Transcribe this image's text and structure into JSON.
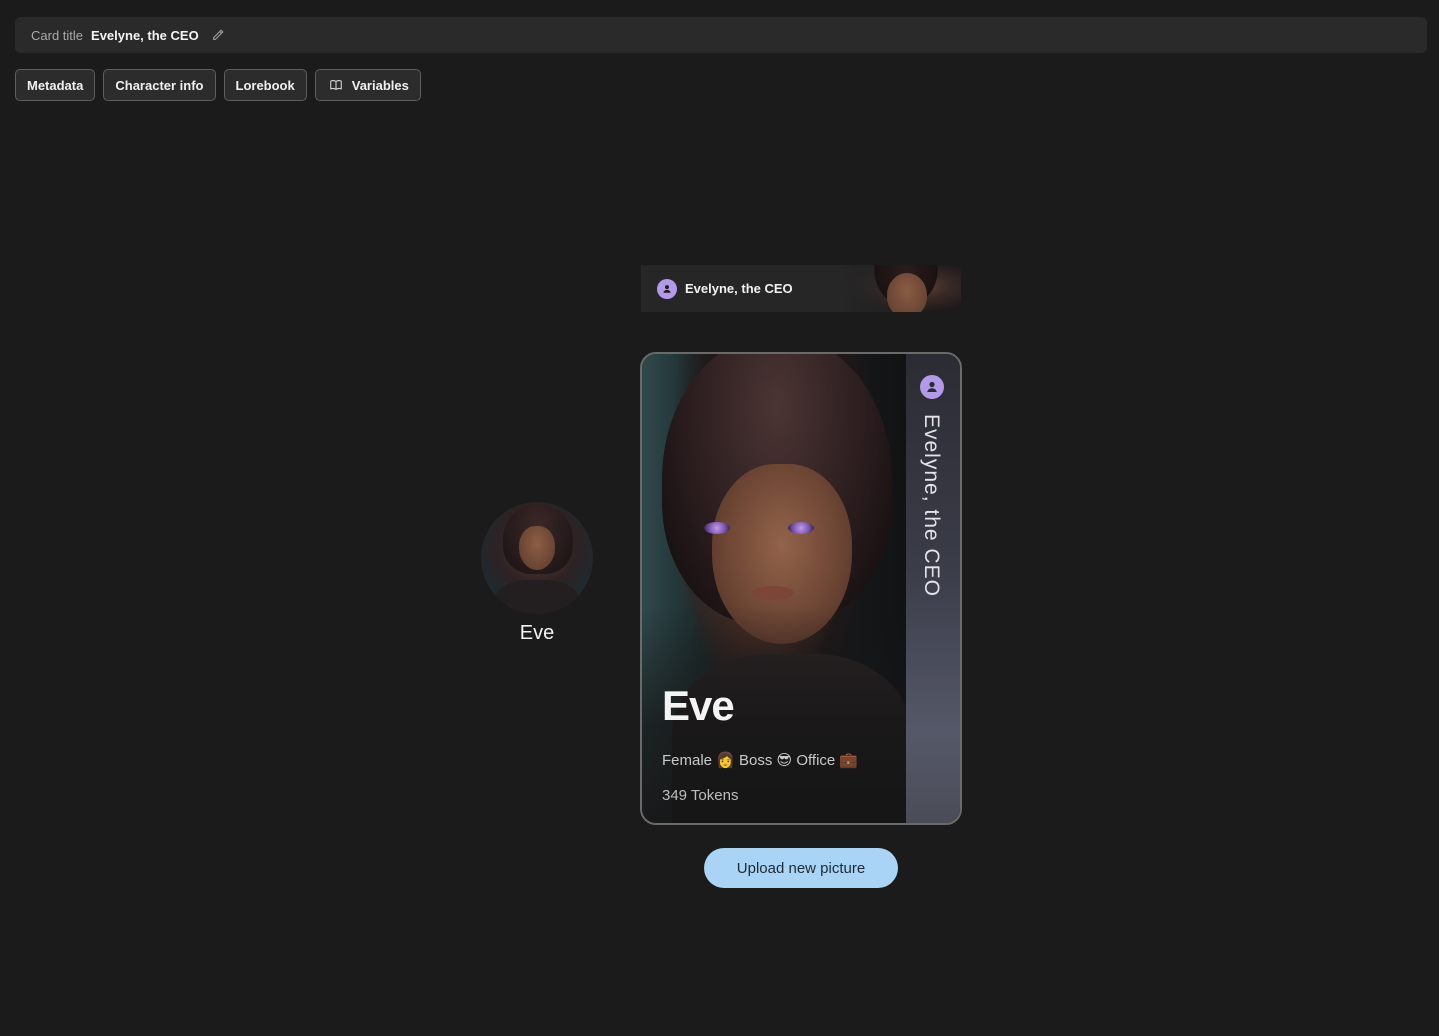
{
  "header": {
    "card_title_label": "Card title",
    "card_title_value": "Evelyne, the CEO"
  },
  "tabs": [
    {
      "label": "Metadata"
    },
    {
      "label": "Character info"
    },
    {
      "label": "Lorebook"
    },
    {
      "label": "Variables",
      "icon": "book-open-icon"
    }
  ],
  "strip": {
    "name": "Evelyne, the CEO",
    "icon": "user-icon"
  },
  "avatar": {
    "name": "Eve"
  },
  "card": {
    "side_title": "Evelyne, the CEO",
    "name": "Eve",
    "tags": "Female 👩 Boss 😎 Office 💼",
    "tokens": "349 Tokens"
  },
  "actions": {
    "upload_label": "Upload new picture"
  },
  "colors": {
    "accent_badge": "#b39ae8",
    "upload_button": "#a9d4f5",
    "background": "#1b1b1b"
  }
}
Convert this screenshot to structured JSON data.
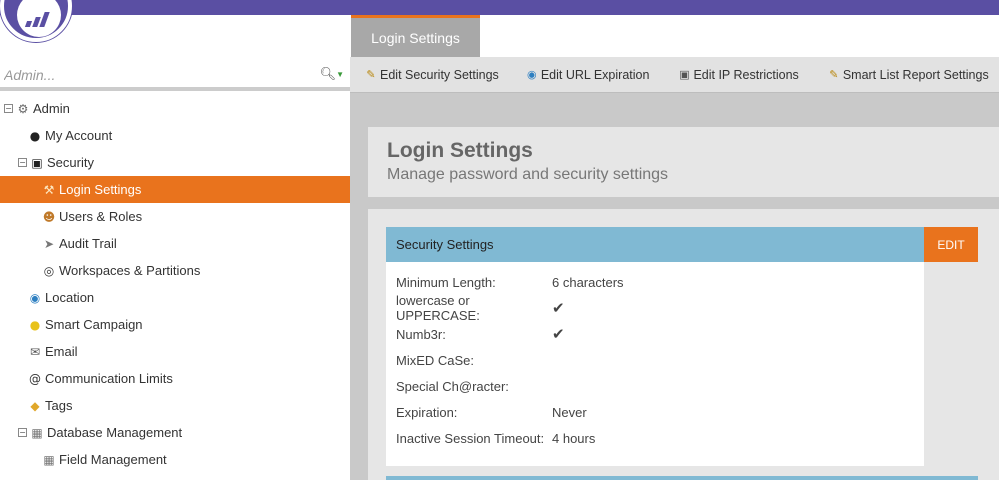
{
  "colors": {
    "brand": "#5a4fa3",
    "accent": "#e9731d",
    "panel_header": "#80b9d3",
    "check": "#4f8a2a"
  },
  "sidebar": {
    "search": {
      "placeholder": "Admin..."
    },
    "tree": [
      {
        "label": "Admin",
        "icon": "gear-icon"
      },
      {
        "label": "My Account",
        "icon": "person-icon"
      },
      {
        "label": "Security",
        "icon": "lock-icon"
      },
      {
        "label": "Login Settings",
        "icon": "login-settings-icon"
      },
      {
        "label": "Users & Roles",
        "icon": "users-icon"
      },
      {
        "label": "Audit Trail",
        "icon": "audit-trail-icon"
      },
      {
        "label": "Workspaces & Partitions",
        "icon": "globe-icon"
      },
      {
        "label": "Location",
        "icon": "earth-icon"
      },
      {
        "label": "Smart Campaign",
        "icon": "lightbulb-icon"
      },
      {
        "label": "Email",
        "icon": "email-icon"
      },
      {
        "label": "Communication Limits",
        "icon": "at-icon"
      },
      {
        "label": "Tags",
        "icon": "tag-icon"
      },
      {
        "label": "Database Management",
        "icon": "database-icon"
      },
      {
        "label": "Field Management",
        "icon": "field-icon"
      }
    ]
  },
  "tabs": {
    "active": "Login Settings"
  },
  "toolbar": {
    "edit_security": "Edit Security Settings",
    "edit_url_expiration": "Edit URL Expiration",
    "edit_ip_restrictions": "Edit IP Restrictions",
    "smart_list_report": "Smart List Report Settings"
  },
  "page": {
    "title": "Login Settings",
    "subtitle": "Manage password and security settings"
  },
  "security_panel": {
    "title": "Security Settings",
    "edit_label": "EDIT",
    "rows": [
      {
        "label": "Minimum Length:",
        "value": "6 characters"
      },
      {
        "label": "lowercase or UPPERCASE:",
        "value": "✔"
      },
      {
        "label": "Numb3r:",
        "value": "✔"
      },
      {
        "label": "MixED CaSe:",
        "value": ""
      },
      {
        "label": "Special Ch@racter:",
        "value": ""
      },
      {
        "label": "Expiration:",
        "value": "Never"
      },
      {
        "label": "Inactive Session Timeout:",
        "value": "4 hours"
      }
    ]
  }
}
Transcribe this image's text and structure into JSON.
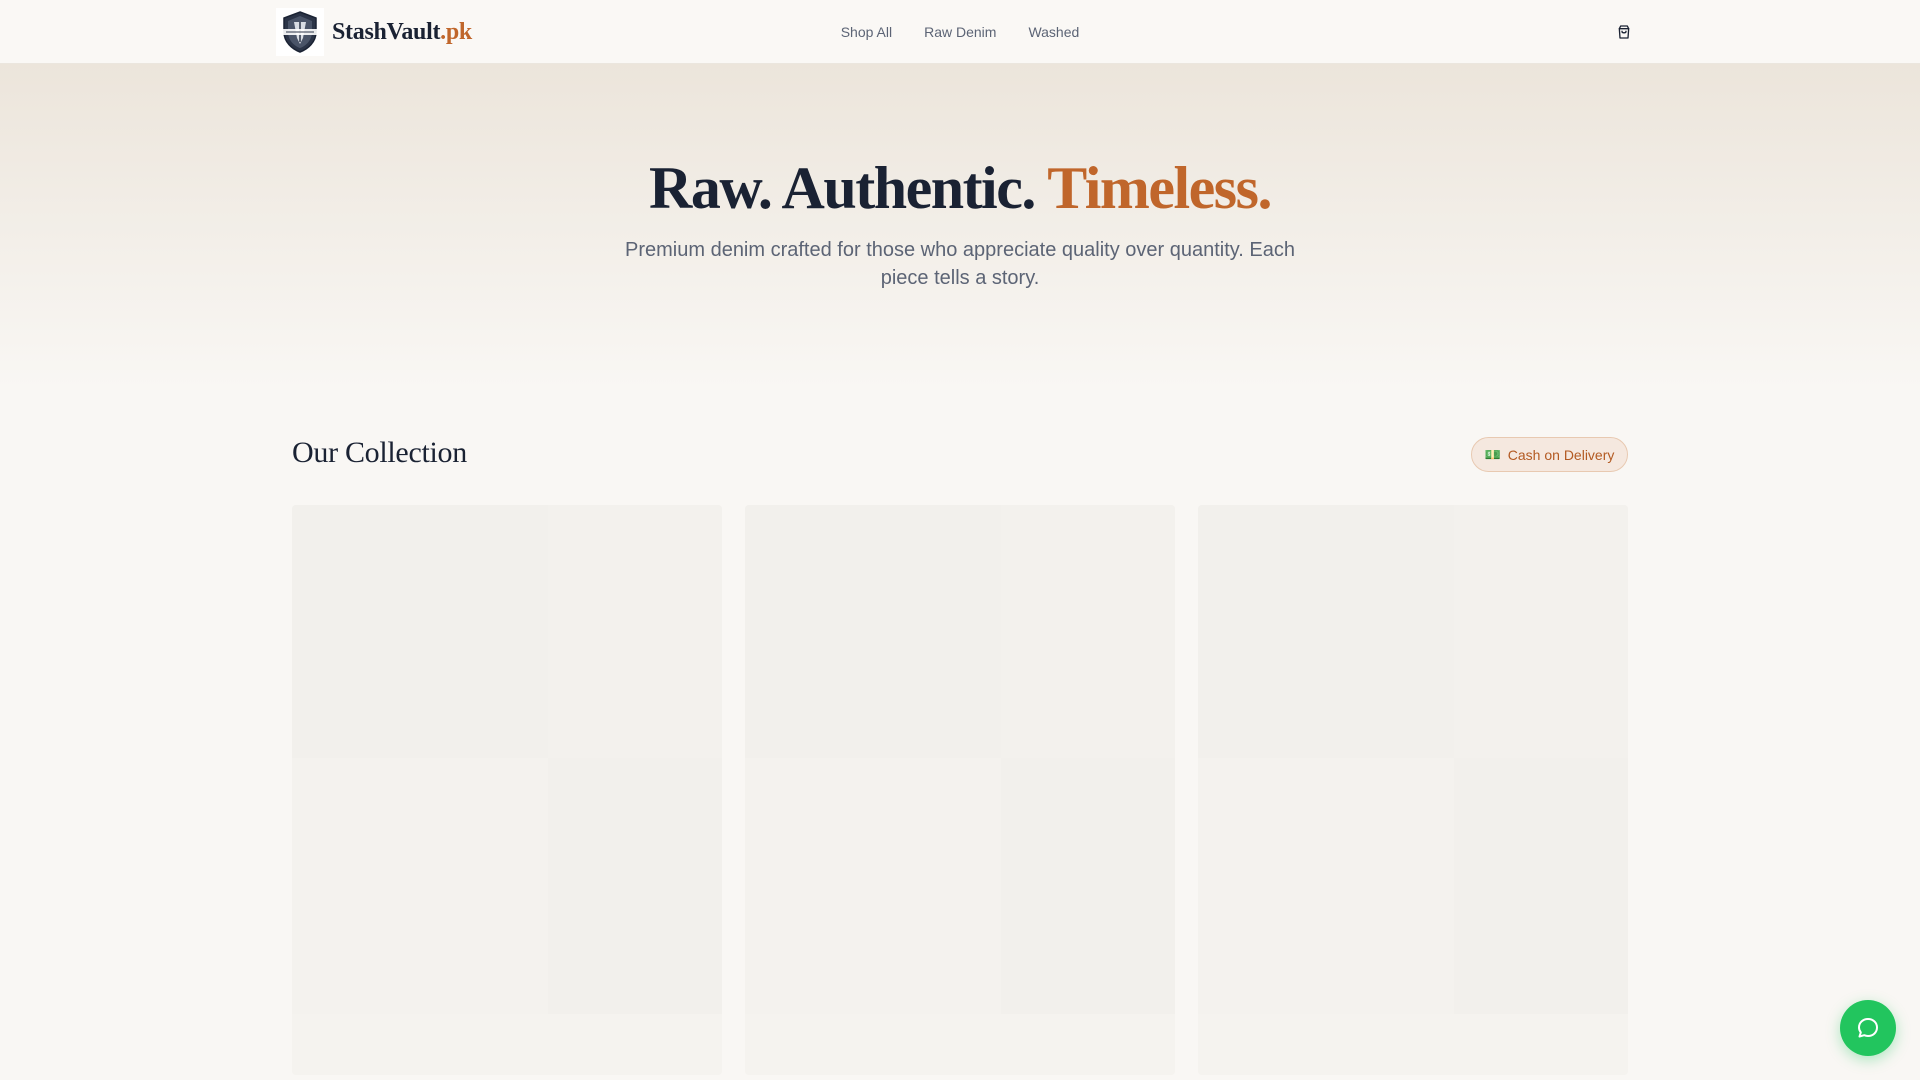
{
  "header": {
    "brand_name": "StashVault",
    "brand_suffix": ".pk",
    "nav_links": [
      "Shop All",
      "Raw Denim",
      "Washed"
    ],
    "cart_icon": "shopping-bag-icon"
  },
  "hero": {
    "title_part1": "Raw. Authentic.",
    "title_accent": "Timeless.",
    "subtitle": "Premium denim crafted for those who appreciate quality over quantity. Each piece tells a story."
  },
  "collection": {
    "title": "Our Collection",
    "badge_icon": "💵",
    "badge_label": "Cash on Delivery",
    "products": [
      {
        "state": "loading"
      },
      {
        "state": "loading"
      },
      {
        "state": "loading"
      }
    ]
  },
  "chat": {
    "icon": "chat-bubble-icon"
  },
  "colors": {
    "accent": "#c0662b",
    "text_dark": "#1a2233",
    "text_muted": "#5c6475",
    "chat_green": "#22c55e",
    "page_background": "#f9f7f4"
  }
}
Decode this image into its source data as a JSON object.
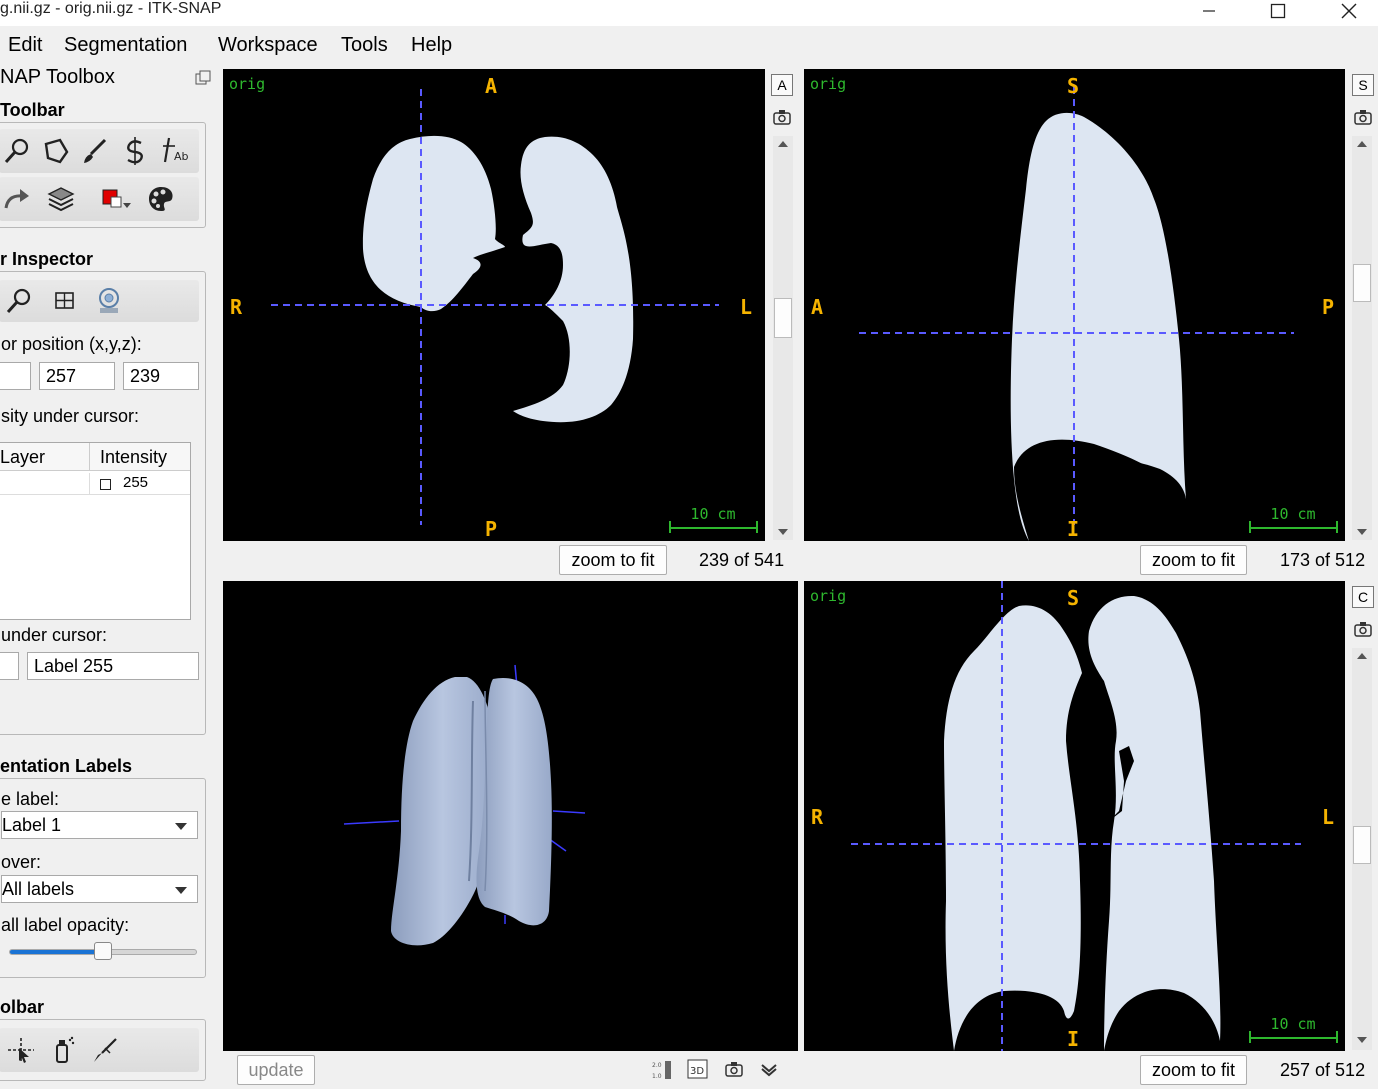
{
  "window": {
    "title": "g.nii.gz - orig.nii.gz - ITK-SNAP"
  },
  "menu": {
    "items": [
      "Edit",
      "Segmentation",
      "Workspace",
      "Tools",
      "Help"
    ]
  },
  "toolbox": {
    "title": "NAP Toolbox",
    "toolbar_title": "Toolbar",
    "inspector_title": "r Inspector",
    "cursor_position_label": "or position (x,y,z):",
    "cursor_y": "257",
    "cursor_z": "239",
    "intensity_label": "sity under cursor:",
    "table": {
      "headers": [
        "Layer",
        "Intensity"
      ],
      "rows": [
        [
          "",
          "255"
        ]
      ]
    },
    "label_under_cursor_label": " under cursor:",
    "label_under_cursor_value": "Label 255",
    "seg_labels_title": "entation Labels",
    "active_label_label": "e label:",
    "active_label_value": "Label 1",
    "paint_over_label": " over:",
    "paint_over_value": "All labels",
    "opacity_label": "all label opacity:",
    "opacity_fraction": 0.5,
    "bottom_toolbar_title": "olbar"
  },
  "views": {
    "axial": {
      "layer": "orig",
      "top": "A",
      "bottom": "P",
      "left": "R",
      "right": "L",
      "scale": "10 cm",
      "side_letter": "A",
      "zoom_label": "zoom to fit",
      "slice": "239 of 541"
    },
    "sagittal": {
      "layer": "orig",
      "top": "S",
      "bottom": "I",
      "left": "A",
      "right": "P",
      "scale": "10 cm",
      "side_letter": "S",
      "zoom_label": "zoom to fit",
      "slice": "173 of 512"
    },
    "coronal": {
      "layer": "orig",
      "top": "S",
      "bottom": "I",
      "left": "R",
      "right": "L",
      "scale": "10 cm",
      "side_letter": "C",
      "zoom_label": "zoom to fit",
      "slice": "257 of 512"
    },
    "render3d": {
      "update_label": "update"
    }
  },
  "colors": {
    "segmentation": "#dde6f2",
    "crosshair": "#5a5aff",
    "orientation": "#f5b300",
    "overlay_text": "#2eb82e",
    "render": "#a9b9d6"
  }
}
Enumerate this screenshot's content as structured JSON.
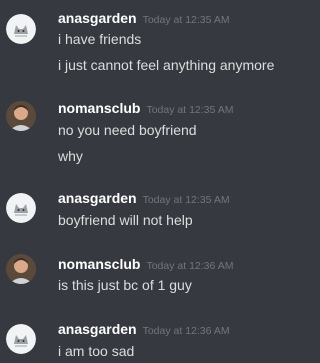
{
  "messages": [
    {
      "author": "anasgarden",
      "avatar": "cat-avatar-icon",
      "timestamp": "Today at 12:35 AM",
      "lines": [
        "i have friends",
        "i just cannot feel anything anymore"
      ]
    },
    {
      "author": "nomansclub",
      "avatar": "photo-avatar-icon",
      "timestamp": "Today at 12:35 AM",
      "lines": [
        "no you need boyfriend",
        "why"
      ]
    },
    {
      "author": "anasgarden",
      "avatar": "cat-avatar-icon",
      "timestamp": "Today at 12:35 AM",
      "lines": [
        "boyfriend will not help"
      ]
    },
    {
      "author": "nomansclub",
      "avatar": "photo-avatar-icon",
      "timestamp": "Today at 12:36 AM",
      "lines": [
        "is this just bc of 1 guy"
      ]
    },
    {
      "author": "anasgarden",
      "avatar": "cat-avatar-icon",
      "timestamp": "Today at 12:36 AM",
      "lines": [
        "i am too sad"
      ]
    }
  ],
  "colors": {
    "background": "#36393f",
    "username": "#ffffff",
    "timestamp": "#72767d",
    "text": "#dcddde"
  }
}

+ + + + +

### Task instructions
Gather up the lines that contain the word "Management".

### The solution
        "label": "Database Management",
        "label": "Field Management",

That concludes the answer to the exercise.